(Figure dataset records)
******************************

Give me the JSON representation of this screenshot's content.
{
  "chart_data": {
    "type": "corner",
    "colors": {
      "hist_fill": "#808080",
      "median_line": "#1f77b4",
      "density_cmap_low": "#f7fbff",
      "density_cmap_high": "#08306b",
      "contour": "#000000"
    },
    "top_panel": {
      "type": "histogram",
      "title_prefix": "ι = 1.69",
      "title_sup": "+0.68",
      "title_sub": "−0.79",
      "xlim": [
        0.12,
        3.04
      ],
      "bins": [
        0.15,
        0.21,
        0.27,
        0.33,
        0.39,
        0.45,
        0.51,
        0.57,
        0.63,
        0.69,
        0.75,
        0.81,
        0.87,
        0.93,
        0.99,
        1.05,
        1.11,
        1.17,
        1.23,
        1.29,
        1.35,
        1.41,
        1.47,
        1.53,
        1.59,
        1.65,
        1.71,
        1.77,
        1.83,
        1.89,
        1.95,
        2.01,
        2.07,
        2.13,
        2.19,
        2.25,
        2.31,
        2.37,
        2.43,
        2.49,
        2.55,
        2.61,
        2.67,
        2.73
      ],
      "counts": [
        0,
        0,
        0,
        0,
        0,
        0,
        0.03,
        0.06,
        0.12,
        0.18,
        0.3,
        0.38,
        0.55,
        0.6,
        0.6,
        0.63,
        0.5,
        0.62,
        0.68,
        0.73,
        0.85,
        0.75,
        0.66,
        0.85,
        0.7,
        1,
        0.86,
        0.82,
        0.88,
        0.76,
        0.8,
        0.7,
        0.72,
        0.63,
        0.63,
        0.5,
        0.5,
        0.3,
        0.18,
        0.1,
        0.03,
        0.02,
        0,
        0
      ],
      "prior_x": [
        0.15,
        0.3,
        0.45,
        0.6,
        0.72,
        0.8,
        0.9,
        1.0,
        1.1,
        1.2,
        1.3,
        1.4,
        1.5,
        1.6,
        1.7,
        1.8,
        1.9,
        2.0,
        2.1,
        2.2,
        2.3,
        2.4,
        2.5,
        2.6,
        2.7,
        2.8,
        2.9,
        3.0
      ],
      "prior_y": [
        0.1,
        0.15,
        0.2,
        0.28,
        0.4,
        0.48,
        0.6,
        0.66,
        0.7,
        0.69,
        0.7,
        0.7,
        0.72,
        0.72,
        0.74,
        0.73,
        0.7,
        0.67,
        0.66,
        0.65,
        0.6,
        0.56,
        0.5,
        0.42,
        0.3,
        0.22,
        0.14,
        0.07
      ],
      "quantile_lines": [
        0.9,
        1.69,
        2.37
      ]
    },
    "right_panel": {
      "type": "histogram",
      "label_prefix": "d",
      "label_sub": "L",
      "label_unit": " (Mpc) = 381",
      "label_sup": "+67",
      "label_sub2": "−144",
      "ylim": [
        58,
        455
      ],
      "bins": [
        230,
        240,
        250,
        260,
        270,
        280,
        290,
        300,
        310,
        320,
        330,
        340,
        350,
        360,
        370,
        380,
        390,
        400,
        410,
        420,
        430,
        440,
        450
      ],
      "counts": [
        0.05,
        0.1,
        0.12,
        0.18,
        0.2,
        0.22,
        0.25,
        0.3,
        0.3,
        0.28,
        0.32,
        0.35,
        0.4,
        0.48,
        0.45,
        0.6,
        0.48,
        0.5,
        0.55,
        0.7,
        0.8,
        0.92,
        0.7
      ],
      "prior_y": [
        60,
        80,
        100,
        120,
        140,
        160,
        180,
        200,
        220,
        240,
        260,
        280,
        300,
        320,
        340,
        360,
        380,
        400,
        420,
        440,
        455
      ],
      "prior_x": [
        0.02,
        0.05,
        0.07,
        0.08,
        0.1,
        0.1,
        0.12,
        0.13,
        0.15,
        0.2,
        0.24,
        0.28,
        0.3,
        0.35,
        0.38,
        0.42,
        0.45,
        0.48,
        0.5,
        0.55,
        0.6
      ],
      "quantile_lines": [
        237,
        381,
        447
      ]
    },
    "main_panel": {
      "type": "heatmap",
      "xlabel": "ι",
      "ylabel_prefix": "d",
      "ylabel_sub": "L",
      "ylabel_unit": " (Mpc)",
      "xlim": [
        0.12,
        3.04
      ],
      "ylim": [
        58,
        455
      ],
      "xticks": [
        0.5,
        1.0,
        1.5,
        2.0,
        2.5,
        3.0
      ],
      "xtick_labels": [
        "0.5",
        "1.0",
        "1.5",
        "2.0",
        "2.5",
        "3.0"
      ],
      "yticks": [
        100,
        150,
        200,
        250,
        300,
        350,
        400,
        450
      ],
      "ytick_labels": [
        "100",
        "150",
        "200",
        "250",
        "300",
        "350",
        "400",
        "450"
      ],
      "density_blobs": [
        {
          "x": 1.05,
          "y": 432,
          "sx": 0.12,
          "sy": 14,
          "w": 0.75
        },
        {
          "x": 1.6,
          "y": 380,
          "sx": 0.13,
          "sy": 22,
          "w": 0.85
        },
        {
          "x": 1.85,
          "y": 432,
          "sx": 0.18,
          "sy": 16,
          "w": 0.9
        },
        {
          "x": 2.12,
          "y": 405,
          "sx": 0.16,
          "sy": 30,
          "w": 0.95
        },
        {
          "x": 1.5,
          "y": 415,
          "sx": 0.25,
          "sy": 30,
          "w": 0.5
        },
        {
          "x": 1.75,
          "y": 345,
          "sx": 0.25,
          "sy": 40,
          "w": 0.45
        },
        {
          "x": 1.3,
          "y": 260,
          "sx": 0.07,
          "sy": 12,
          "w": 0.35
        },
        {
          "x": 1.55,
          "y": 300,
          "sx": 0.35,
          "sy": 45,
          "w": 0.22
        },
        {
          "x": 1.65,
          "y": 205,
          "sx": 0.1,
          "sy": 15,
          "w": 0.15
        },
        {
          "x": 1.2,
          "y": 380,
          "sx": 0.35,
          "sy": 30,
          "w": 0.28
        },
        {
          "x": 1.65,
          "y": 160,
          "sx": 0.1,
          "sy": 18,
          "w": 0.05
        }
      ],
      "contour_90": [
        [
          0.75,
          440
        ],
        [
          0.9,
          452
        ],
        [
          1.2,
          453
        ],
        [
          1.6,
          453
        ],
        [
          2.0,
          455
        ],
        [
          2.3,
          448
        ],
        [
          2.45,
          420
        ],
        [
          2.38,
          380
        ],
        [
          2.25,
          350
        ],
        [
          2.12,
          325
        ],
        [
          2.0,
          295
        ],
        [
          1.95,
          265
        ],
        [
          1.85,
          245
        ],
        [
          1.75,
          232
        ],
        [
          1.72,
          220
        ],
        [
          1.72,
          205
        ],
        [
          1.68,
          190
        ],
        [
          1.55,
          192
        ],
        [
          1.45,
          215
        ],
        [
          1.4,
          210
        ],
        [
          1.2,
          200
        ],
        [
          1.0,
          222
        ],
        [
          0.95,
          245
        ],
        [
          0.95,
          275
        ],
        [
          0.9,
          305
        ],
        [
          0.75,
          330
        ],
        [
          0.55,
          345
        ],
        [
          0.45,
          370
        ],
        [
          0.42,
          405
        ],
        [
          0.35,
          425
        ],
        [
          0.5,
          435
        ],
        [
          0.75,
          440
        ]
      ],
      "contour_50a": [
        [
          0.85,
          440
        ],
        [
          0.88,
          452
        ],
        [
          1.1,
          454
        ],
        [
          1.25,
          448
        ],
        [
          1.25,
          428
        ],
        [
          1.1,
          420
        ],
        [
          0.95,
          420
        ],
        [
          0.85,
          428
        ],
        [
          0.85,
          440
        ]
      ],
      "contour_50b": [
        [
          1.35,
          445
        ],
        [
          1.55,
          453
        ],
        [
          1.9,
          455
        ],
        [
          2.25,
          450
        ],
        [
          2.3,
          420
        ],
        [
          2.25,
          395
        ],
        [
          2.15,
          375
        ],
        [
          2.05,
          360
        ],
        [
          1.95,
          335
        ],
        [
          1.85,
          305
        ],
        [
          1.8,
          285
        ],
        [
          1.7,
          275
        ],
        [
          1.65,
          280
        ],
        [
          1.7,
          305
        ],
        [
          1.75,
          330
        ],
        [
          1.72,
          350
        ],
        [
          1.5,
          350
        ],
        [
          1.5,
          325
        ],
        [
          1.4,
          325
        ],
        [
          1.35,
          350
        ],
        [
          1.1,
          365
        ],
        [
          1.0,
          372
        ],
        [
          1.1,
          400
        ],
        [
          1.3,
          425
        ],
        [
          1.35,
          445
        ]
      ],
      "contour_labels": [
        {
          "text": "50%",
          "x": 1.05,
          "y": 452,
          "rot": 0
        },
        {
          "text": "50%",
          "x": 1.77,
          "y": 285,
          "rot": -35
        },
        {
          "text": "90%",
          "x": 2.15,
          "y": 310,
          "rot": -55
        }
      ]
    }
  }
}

******************************

_STATED GOAL_. From the data above, copy each line that has the string "type".

_TASK RESULT_.
    "type": "corner",
      "type": "histogram",
      "type": "histogram",
      "type": "heatmap",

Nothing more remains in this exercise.